■ TASK ■
Present every one of the lines below as a Markdown table with two columns, "Row" for the row number and "Line" for the line itself, omitting any blank lines.

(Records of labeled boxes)

━━━

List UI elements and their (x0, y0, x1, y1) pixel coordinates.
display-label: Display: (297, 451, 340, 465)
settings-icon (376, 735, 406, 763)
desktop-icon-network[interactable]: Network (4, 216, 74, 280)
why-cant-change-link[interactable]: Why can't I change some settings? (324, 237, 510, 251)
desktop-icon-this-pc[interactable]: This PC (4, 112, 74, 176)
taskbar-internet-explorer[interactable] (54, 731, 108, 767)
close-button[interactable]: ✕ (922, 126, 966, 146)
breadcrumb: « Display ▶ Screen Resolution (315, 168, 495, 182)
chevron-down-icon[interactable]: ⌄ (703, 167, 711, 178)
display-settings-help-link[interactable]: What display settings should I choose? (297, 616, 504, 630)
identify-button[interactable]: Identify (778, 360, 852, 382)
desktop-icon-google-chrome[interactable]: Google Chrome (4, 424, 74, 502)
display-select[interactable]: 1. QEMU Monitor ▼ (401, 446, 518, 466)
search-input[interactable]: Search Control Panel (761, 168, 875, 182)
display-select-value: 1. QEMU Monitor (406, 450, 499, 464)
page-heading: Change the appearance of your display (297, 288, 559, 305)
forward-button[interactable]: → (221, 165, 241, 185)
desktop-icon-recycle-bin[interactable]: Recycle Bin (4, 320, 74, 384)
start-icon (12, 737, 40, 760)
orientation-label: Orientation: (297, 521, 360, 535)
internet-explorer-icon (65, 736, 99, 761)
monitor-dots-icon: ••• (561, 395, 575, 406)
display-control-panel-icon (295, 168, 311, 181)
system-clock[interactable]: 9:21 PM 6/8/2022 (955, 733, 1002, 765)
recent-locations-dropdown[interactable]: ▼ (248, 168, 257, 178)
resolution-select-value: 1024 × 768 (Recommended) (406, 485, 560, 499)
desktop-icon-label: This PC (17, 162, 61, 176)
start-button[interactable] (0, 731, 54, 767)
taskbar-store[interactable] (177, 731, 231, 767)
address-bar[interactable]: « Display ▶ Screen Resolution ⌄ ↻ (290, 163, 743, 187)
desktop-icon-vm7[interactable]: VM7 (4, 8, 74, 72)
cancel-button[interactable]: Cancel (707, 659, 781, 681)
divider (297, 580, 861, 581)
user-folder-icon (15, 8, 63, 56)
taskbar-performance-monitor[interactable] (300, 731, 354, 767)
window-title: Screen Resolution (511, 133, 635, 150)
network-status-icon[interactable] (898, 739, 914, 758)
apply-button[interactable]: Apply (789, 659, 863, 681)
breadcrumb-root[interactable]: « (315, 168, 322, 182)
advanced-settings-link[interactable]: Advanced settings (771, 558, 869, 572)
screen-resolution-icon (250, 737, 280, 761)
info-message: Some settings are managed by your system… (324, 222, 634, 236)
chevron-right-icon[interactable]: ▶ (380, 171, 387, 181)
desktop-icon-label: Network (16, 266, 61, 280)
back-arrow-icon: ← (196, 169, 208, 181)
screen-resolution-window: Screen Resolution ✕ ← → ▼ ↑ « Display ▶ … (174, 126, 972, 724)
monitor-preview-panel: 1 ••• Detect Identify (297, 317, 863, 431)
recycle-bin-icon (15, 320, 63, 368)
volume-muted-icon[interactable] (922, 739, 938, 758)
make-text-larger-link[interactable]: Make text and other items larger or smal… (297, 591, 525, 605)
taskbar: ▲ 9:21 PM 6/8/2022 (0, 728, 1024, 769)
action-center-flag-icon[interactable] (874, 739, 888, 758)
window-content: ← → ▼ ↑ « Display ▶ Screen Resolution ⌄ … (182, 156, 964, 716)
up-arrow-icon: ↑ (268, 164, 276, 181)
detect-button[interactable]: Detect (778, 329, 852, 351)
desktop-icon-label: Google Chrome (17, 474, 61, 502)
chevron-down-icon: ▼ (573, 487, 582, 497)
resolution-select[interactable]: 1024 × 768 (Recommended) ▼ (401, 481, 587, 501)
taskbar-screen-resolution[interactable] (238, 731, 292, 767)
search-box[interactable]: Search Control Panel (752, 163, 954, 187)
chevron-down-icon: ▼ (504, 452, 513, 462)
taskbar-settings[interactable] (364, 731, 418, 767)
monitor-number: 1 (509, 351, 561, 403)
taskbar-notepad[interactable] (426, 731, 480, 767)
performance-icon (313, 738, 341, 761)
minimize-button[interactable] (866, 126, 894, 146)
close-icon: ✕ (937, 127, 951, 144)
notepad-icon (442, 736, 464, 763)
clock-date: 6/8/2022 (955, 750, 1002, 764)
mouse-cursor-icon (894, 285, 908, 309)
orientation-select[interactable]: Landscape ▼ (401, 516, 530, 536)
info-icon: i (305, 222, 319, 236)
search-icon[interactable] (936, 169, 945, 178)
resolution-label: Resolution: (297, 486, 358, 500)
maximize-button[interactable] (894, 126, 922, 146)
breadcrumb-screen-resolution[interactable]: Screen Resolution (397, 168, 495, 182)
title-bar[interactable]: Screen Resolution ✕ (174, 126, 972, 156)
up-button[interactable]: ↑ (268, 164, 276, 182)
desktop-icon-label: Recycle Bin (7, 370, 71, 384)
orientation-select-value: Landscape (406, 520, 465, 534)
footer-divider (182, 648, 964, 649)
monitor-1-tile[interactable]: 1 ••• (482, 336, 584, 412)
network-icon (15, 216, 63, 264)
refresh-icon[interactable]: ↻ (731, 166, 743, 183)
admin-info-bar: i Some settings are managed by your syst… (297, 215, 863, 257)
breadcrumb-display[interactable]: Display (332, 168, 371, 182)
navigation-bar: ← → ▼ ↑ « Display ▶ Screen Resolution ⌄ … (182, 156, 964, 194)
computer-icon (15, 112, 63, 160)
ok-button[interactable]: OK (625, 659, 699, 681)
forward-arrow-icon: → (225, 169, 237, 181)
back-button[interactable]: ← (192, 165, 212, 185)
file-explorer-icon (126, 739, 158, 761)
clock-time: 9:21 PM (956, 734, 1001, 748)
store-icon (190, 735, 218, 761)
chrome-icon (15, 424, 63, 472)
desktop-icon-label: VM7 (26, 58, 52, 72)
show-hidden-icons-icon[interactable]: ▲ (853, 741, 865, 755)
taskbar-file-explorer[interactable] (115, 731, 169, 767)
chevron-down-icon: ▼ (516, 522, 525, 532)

━━━

■ EXPECTED ANSWER ■
| Row | Line |
|---|---|
| 1 | List UI elements and their (x0, y0, x1, y1) pixel coordinates. |
| 2 | display-label: Display: (297, 451, 340, 465) |
| 3 | settings-icon (376, 735, 406, 763) |
| 4 | desktop-icon-network[interactable]: Network (4, 216, 74, 280) |
| 5 | why-cant-change-link[interactable]: Why can't I change some settings? (324, 237, 510, 251) |
| 6 | desktop-icon-this-pc[interactable]: This PC (4, 112, 74, 176) |
| 7 | taskbar-internet-explorer[interactable] (54, 731, 108, 767) |
| 8 | close-button[interactable]: ✕ (922, 126, 966, 146) |
| 9 | breadcrumb: « Display ▶ Screen Resolution (315, 168, 495, 182) |
| 10 | chevron-down-icon[interactable]: ⌄ (703, 167, 711, 178) |
| 11 | display-settings-help-link[interactable]: What display settings should I choose? (297, 616, 504, 630) |
| 12 | identify-button[interactable]: Identify (778, 360, 852, 382) |
| 13 | desktop-icon-google-chrome[interactable]: Google Chrome (4, 424, 74, 502) |
| 14 | display-select[interactable]: 1. QEMU Monitor ▼ (401, 446, 518, 466) |
| 15 | search-input[interactable]: Search Control Panel (761, 168, 875, 182) |
| 16 | display-select-value: 1. QEMU Monitor (406, 450, 499, 464) |
| 17 | page-heading: Change the appearance of your display (297, 288, 559, 305) |
| 18 | forward-button[interactable]: → (221, 165, 241, 185) |
| 19 | desktop-icon-recycle-bin[interactable]: Recycle Bin (4, 320, 74, 384) |
| 20 | start-icon (12, 737, 40, 760) |
| 21 | orientation-label: Orientation: (297, 521, 360, 535) |
| 22 | internet-explorer-icon (65, 736, 99, 761) |
| 23 | monitor-dots-icon: ••• (561, 395, 575, 406) |
| 24 | display-control-panel-icon (295, 168, 311, 181) |
| 25 | system-clock[interactable]: 9:21 PM 6/8/2022 (955, 733, 1002, 765) |
| 26 | recent-locations-dropdown[interactable]: ▼ (248, 168, 257, 178) |
| 27 | resolution-select-value: 1024 × 768 (Recommended) (406, 485, 560, 499) |
| 28 | desktop-icon-label: This PC (17, 162, 61, 176) |
| 29 | start-button[interactable] (0, 731, 54, 767) |
| 30 | taskbar-store[interactable] (177, 731, 231, 767) |
| 31 | address-bar[interactable]: « Display ▶ Screen Resolution ⌄ ↻ (290, 163, 743, 187) |
| 32 | desktop-icon-vm7[interactable]: VM7 (4, 8, 74, 72) |
| 33 | cancel-button[interactable]: Cancel (707, 659, 781, 681) |
| 34 | divider (297, 580, 861, 581) |
| 35 | user-folder-icon (15, 8, 63, 56) |
| 36 | taskbar-performance-monitor[interactable] (300, 731, 354, 767) |
| 37 | window-title: Screen Resolution (511, 133, 635, 150) |
| 38 | network-status-icon[interactable] (898, 739, 914, 758) |
| 39 | apply-button[interactable]: Apply (789, 659, 863, 681) |
| 40 | breadcrumb-root[interactable]: « (315, 168, 322, 182) |
| 41 | advanced-settings-link[interactable]: Advanced settings (771, 558, 869, 572) |
| 42 | screen-resolution-icon (250, 737, 280, 761) |
| 43 | info-message: Some settings are managed by your system… (324, 222, 634, 236) |
| 44 | chevron-right-icon[interactable]: ▶ (380, 171, 387, 181) |
| 45 | desktop-icon-label: Network (16, 266, 61, 280) |
| 46 | back-arrow-icon: ← (196, 169, 208, 181) |
| 47 | screen-resolution-window: Screen Resolution ✕ ← → ▼ ↑ « Display ▶ … (174, 126, 972, 724) |
| 48 | monitor-preview-panel: 1 ••• Detect Identify (297, 317, 863, 431) |
| 49 | recycle-bin-icon (15, 320, 63, 368) |
| 50 | volume-muted-icon[interactable] (922, 739, 938, 758) |
| 51 | make-text-larger-link[interactable]: Make text and other items larger or smal… (297, 591, 525, 605) |
| 52 | taskbar: ▲ 9:21 PM 6/8/2022 (0, 728, 1024, 769) |
| 53 | action-center-flag-icon[interactable] (874, 739, 888, 758) |
| 54 | window-content: ← → ▼ ↑ « Display ▶ Screen Resolution ⌄ … (182, 156, 964, 716) |
| 55 | up-arrow-icon: ↑ (268, 164, 276, 181) |
| 56 | detect-button[interactable]: Detect (778, 329, 852, 351) |
| 57 | desktop-icon-label: Google Chrome (17, 474, 61, 502) |
| 58 | chevron-down-icon: ▼ (573, 487, 582, 497) |
| 59 | resolution-select[interactable]: 1024 × 768 (Recommended) ▼ (401, 481, 587, 501) |
| 60 | taskbar-screen-resolution[interactable] (238, 731, 292, 767) |
| 61 | search-box[interactable]: Search Control Panel (752, 163, 954, 187) |
| 62 | chevron-down-icon: ▼ (504, 452, 513, 462) |
| 63 | taskbar-settings[interactable] (364, 731, 418, 767) |
| 64 | monitor-number: 1 (509, 351, 561, 403) |
| 65 | taskbar-notepad[interactable] (426, 731, 480, 767) |
| 66 | performance-icon (313, 738, 341, 761) |
| 67 | minimize-button[interactable] (866, 126, 894, 146) |
| 68 | close-icon: ✕ (937, 127, 951, 144) |
| 69 | notepad-icon (442, 736, 464, 763) |
| 70 | clock-date: 6/8/2022 (955, 750, 1002, 764) |
| 71 | mouse-cursor-icon (894, 285, 908, 309) |
| 72 | orientation-select[interactable]: Landscape ▼ (401, 516, 530, 536) |
| 73 | info-icon: i (305, 222, 319, 236) |
| 74 | search-icon[interactable] (936, 169, 945, 178) |
| 75 | resolution-label: Resolution: (297, 486, 358, 500) |
| 76 | maximize-button[interactable] (894, 126, 922, 146) |
| 77 | breadcrumb-screen-resolution[interactable]: Screen Resolution (397, 168, 495, 182) |
| 78 | title-bar[interactable]: Screen Resolution ✕ (174, 126, 972, 156) |
| 79 | up-button[interactable]: ↑ (268, 164, 276, 182) |
| 80 | desktop-icon-label: Recycle Bin (7, 370, 71, 384) |
| 81 | orientation-select-value: Landscape (406, 520, 465, 534) |
| 82 | footer-divider (182, 648, 964, 649) |
| 83 | monitor-1-tile[interactable]: 1 ••• (482, 336, 584, 412) |
| 84 | network-icon (15, 216, 63, 264) |
| 85 | refresh-icon[interactable]: ↻ (731, 166, 743, 183) |
| 86 | admin-info-bar: i Some settings are managed by your syst… (297, 215, 863, 257) |
| 87 | breadcrumb-display[interactable]: Display (332, 168, 371, 182) |
| 88 | navigation-bar: ← → ▼ ↑ « Display ▶ Screen Resolution ⌄ … (182, 156, 964, 194) |
| 89 | computer-icon (15, 112, 63, 160) |
| 90 | ok-button[interactable]: OK (625, 659, 699, 681) |
| 91 | forward-arrow-icon: → (225, 169, 237, 181) |
| 92 | back-button[interactable]: ← (192, 165, 212, 185) |
| 93 | file-explorer-icon (126, 739, 158, 761) |
| 94 | clock-time: 9:21 PM (956, 734, 1001, 748) |
| 95 | store-icon (190, 735, 218, 761) |
| 96 | chrome-icon (15, 424, 63, 472) |
| 97 | desktop-icon-label: VM7 (26, 58, 52, 72) |
| 98 | show-hidden-icons-icon[interactable]: ▲ (853, 741, 865, 755) |
| 99 | taskbar-file-explorer[interactable] (115, 731, 169, 767) |
| 100 | chevron-down-icon: ▼ (516, 522, 525, 532) |